- [STATED TASK]: Reproduce each of the lines below word for word, with no changes.

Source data
◆ ◆ ◆

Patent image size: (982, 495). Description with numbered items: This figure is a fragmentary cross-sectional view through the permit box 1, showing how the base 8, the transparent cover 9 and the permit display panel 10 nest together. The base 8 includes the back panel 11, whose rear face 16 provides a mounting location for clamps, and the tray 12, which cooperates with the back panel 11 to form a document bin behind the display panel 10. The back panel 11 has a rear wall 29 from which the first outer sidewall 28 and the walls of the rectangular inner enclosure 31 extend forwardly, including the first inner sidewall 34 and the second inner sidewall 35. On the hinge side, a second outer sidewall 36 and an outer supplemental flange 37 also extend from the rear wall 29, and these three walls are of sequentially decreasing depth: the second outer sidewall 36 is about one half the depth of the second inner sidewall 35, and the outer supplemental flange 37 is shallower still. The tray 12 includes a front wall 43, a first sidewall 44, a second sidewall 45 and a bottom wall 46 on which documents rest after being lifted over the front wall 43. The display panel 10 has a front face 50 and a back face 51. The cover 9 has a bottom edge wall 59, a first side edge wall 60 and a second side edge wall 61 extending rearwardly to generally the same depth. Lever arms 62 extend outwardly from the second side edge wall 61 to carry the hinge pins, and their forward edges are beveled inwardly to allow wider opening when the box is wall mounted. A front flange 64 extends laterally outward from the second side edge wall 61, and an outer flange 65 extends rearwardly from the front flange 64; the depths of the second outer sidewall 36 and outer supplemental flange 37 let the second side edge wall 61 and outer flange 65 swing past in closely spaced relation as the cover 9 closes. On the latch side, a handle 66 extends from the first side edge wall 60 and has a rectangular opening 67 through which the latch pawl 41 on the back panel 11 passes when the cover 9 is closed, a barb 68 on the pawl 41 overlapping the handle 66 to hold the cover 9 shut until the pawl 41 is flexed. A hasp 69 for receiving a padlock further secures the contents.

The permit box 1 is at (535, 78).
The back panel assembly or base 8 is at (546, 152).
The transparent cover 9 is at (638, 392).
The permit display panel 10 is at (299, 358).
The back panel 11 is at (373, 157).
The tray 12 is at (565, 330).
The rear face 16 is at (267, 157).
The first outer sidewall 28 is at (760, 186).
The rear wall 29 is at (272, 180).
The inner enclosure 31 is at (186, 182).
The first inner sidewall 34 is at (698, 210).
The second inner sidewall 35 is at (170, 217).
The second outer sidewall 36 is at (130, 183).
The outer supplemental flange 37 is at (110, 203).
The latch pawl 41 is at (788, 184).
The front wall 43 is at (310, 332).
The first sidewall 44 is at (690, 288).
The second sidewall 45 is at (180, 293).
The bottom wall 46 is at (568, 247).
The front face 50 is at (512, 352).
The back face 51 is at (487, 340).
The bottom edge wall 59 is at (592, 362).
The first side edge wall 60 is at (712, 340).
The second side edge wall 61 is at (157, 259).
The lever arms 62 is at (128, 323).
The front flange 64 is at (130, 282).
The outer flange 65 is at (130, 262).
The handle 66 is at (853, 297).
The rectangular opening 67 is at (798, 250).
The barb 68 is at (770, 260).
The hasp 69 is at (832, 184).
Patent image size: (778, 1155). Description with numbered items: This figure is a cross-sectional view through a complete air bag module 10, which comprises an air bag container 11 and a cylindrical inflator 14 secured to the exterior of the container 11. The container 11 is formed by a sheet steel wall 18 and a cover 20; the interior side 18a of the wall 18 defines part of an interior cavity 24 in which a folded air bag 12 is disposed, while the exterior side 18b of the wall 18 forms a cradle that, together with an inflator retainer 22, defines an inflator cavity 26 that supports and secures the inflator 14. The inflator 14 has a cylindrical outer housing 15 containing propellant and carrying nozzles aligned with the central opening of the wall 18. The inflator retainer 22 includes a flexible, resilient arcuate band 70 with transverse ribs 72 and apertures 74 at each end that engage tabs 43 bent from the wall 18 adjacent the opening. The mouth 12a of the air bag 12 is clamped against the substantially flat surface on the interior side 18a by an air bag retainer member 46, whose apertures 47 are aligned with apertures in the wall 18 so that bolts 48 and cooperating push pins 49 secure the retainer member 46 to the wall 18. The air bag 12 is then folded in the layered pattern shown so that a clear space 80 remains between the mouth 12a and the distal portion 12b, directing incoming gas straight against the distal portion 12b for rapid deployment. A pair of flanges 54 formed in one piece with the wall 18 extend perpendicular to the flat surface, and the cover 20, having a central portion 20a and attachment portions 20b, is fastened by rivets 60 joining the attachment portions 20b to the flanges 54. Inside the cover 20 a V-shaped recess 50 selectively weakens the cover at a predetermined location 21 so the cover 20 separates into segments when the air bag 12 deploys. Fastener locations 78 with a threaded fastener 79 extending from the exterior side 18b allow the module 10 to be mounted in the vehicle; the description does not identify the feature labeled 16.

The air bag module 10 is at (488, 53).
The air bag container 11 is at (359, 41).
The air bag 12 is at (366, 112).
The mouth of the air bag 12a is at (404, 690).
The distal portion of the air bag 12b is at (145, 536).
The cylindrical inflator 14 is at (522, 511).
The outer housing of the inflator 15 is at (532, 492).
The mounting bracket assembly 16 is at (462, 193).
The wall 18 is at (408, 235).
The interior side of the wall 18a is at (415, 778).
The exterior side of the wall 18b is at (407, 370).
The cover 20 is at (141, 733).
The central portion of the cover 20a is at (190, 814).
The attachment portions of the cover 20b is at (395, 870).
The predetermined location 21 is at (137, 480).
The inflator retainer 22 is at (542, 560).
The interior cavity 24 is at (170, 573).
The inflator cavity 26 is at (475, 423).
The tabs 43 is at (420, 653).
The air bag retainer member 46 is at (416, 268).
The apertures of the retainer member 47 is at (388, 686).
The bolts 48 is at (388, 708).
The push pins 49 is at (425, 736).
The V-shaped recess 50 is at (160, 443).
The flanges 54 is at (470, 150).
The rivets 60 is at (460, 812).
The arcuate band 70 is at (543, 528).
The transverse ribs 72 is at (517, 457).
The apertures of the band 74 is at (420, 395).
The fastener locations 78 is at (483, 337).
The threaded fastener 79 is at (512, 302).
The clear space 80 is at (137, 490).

◆ ◆ ◆

- [SOLUTION TO THIS PROBLEM]:
Patent image size: (982, 495). Description with numbered items: This figure is a fragmentary cross-sectional view through the permit box 1, showing how the base 8, the transparent cover 9 and the permit display panel 10 nest together. The base 8 includes the back panel 11, whose rear face 16 provides a mounting location for clamps, and the tray 12, which cooperates with the back panel 11 to form a document bin behind the display panel 10. The back panel 11 has a rear wall 29 from which the first outer sidewall 28 and the walls of the rectangular inner enclosure 31 extend forwardly, including the first inner sidewall 34 and the second inner sidewall 35. On the hinge side, a second outer sidewall 36 and an outer supplemental flange 37 also extend from the rear wall 29, and these three walls are of sequentially decreasing depth: the second outer sidewall 36 is about one half the depth of the second inner sidewall 35, and the outer supplemental flange 37 is shallower still. The tray 12 includes a front wall 43, a first sidewall 44, a second sidewall 45 and a bottom wall 46 on which documents rest after being lifted over the front wall 43. The display panel 10 has a front face 50 and a back face 51. The cover 9 has a bottom edge wall 59, a first side edge wall 60 and a second side edge wall 61 extending rearwardly to generally the same depth. Lever arms 62 extend outwardly from the second side edge wall 61 to carry the hinge pins, and their forward edges are beveled inwardly to allow wider opening when the box is wall mounted. A front flange 64 extends laterally outward from the second side edge wall 61, and an outer flange 65 extends rearwardly from the front flange 64; the depths of the second outer sidewall 36 and outer supplemental flange 37 let the second side edge wall 61 and outer flange 65 swing past in closely spaced relation as the cover 9 closes. On the latch side, a handle 66 extends from the first side edge wall 60 and has a rectangular opening 67 through which the latch pawl 41 on the back panel 11 passes when the cover 9 is closed, a barb 68 on the pawl 41 overlapping the handle 66 to hold the cover 9 shut until the pawl 41 is flexed. A hasp 69 for receiving a padlock further secures the contents.

The permit box 1 is at (535, 78).
The back panel assembly or base 8 is at (546, 152).
The transparent cover 9 is at (638, 392).
The permit display panel 10 is at (299, 358).
The back panel 11 is at (373, 157).
The tray 12 is at (565, 330).
The rear face 16 is at (267, 157).
The first outer sidewall 28 is at (760, 186).
The rear wall 29 is at (272, 180).
The inner enclosure 31 is at (186, 182).
The first inner sidewall 34 is at (698, 210).
The second inner sidewall 35 is at (170, 217).
The second outer sidewall 36 is at (130, 183).
The outer supplemental flange 37 is at (110, 203).
The latch pawl 41 is at (788, 184).
The front wall 43 is at (310, 332).
The first sidewall 44 is at (690, 288).
The second sidewall 45 is at (180, 293).
The bottom wall 46 is at (568, 247).
The front face 50 is at (512, 352).
The back face 51 is at (487, 340).
The bottom edge wall 59 is at (592, 362).
The first side edge wall 60 is at (712, 340).
The second side edge wall 61 is at (157, 259).
The lever arms 62 is at (128, 323).
The front flange 64 is at (130, 282).
The outer flange 65 is at (130, 262).
The handle 66 is at (853, 297).
The rectangular opening 67 is at (798, 250).
The barb 68 is at (770, 260).
The hasp 69 is at (832, 184).
Patent image size: (778, 1155). Description with numbered items: This figure is a cross-sectional view through a complete air bag module 10, which comprises an air bag container 11 and a cylindrical inflator 14 secured to the exterior of the container 11. The container 11 is formed by a sheet steel wall 18 and a cover 20; the interior side 18a of the wall 18 defines part of an interior cavity 24 in which a folded air bag 12 is disposed, while the exterior side 18b of the wall 18 forms a cradle that, together with an inflator retainer 22, defines an inflator cavity 26 that supports and secures the inflator 14. The inflator 14 has a cylindrical outer housing 15 containing propellant and carrying nozzles aligned with the central opening of the wall 18. The inflator retainer 22 includes a flexible, resilient arcuate band 70 with transverse ribs 72 and apertures 74 at each end that engage tabs 43 bent from the wall 18 adjacent the opening. The mouth 12a of the air bag 12 is clamped against the substantially flat surface on the interior side 18a by an air bag retainer member 46, whose apertures 47 are aligned with apertures in the wall 18 so that bolts 48 and cooperating push pins 49 secure the retainer member 46 to the wall 18. The air bag 12 is then folded in the layered pattern shown so that a clear space 80 remains between the mouth 12a and the distal portion 12b, directing incoming gas straight against the distal portion 12b for rapid deployment. A pair of flanges 54 formed in one piece with the wall 18 extend perpendicular to the flat surface, and the cover 20, having a central portion 20a and attachment portions 20b, is fastened by rivets 60 joining the attachment portions 20b to the flanges 54. Inside the cover 20 a V-shaped recess 50 selectively weakens the cover at a predetermined location 21 so the cover 20 separates into segments when the air bag 12 deploys. Fastener locations 78 with a threaded fastener 79 extending from the exterior side 18b allow the module 10 to be mounted in the vehicle; the description does not identify the feature labeled 16.

The air bag module 10 is at (488, 53).
The air bag container 11 is at (359, 41).
The air bag 12 is at (366, 112).
The mouth of the air bag 12a is at (404, 690).
The distal portion of the air bag 12b is at (145, 536).
The cylindrical inflator 14 is at (522, 511).
The outer housing of the inflator 15 is at (532, 492).
The mounting bracket assembly 16 is at (462, 193).
The wall 18 is at (408, 235).
The interior side of the wall 18a is at (415, 778).
The exterior side of the wall 18b is at (407, 370).
The cover 20 is at (141, 733).
The central portion of the cover 20a is at (190, 814).
The attachment portions of the cover 20b is at (395, 870).
The predetermined location 21 is at (137, 480).
The inflator retainer 22 is at (542, 560).
The interior cavity 24 is at (170, 573).
The inflator cavity 26 is at (475, 423).
The tabs 43 is at (420, 653).
The air bag retainer member 46 is at (416, 268).
The apertures of the retainer member 47 is at (388, 686).
The bolts 48 is at (388, 708).
The push pins 49 is at (425, 736).
The V-shaped recess 50 is at (160, 443).
The flanges 54 is at (470, 150).
The rivets 60 is at (460, 812).
The arcuate band 70 is at (543, 528).
The transverse ribs 72 is at (517, 457).
The apertures of the band 74 is at (420, 395).
The fastener locations 78 is at (483, 337).
The threaded fastener 79 is at (512, 302).
The clear space 80 is at (137, 490).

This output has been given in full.